> _Your instructions_:
Report the count of lines holding "Bushel" in the records, with no other words.
● ● ● ● ●
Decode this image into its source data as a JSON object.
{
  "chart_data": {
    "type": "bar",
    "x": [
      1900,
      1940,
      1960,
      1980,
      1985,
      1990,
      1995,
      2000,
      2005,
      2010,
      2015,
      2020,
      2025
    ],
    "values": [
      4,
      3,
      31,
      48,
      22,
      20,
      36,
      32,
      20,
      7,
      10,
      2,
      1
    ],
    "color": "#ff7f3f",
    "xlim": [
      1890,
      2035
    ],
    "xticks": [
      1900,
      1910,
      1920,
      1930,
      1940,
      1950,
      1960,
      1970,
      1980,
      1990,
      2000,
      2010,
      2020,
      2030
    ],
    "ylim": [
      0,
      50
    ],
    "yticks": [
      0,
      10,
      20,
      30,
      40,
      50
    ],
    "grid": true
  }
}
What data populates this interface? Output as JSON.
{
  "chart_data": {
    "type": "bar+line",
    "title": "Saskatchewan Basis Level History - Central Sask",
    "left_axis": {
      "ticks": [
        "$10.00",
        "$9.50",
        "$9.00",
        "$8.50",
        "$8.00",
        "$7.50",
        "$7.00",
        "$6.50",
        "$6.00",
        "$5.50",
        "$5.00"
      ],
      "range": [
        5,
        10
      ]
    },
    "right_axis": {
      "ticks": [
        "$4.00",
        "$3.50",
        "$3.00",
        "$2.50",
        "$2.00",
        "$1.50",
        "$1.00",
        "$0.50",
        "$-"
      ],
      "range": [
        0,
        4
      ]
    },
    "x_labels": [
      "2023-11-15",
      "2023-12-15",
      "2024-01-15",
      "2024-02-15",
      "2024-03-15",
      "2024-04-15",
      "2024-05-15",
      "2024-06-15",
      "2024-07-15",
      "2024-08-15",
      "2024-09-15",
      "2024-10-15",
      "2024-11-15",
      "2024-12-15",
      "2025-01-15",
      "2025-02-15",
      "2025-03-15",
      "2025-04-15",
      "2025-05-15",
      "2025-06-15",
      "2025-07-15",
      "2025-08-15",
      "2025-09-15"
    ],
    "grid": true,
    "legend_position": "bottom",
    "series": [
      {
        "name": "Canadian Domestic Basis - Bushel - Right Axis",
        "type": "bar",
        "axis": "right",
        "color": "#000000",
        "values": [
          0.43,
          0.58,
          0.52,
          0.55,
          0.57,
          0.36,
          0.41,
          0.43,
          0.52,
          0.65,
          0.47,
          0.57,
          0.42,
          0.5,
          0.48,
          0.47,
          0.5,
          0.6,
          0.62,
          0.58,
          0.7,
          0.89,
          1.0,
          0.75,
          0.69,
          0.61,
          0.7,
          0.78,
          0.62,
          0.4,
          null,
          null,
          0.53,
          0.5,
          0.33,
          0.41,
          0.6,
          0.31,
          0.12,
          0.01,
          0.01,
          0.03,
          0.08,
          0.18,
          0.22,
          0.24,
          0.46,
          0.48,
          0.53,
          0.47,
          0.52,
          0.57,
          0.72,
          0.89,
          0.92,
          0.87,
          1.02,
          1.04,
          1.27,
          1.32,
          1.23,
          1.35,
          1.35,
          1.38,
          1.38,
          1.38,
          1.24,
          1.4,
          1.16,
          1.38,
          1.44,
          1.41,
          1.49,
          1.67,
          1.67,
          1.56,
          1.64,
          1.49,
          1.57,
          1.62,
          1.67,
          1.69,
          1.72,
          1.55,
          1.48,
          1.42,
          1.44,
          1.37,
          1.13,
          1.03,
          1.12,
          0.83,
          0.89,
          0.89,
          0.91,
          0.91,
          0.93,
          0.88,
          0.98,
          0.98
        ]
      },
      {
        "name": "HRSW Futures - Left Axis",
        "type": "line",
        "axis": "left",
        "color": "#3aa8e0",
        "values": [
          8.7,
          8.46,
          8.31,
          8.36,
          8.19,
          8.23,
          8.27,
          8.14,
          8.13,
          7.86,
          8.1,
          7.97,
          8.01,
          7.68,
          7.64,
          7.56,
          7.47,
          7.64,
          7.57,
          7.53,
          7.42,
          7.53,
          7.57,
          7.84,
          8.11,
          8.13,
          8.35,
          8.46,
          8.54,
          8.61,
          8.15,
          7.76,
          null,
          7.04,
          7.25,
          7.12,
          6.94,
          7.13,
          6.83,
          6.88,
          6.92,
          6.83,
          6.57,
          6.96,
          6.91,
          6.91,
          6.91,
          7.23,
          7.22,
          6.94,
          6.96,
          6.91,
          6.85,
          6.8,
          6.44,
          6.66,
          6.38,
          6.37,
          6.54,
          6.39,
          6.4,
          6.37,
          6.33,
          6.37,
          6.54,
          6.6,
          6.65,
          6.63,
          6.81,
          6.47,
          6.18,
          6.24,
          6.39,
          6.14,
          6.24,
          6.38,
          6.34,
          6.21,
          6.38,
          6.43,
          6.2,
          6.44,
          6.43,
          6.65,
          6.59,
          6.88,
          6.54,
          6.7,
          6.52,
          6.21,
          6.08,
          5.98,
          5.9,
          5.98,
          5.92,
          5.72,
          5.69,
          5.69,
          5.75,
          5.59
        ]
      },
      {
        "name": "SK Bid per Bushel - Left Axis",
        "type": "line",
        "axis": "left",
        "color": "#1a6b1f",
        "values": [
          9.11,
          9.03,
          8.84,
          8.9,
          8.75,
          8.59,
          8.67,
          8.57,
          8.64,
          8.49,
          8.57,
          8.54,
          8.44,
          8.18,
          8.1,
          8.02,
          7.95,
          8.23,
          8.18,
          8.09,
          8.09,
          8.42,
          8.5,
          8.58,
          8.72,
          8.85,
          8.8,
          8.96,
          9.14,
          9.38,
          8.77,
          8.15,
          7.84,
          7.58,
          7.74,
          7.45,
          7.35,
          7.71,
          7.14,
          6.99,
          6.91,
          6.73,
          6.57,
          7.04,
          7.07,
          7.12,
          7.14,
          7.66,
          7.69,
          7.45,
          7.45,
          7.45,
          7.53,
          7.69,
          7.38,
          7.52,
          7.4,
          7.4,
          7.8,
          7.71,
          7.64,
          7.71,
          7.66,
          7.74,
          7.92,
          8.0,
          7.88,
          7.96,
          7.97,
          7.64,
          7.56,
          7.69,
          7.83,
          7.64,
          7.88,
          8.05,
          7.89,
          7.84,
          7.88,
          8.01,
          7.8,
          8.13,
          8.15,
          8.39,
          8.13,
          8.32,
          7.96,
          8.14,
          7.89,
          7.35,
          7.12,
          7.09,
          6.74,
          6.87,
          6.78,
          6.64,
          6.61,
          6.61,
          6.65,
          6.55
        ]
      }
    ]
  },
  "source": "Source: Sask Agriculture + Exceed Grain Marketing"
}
● ● ● ● ●
> _Exercise result_:
2